___ Dataset content

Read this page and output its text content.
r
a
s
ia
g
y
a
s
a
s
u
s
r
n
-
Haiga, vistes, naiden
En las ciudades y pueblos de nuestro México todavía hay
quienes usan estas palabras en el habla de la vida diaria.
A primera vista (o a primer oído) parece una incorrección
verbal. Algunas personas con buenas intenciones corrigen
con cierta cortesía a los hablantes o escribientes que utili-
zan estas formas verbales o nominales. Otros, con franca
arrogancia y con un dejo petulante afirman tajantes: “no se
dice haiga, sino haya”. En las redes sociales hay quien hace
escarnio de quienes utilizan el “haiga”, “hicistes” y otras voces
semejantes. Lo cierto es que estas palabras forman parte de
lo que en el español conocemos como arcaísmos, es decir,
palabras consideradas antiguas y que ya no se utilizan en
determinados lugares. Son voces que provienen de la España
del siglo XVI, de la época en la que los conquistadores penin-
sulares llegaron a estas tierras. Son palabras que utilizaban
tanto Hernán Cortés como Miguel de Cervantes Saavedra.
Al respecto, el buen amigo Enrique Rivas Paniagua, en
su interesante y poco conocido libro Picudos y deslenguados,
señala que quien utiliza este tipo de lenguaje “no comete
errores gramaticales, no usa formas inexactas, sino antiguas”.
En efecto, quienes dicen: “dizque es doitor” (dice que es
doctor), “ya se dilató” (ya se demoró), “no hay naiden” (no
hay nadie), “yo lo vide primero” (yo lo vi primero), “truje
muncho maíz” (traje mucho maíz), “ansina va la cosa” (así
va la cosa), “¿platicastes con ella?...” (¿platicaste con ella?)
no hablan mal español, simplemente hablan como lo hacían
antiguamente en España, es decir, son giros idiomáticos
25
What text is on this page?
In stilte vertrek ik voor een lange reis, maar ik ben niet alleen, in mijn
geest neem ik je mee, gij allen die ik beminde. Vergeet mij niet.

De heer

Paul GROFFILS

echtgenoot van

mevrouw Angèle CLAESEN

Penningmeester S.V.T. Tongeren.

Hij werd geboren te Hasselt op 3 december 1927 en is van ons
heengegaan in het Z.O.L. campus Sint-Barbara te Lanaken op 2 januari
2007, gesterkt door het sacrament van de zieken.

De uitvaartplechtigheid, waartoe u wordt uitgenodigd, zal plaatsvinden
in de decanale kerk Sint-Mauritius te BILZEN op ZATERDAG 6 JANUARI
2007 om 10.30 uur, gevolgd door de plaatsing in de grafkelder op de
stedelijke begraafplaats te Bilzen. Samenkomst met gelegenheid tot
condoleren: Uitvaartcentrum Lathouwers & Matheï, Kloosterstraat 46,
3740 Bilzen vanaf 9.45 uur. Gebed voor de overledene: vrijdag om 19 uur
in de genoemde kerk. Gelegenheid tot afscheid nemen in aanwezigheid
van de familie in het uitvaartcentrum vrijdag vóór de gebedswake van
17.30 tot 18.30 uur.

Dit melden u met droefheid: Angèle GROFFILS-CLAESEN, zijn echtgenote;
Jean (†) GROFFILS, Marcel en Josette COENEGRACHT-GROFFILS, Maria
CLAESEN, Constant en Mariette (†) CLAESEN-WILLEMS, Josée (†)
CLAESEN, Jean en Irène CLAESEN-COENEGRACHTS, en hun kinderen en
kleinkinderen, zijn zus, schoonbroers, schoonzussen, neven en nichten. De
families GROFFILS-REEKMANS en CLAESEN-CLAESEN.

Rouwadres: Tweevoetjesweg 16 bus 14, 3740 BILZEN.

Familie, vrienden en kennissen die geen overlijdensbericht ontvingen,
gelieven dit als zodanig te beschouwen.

______

** Exercise **
Copy each line above containing the string "naiden".

** Result for this task **
Haiga, vistes, naiden
doctor), “ya se dilató” (ya se demoró), “no hay naiden” (no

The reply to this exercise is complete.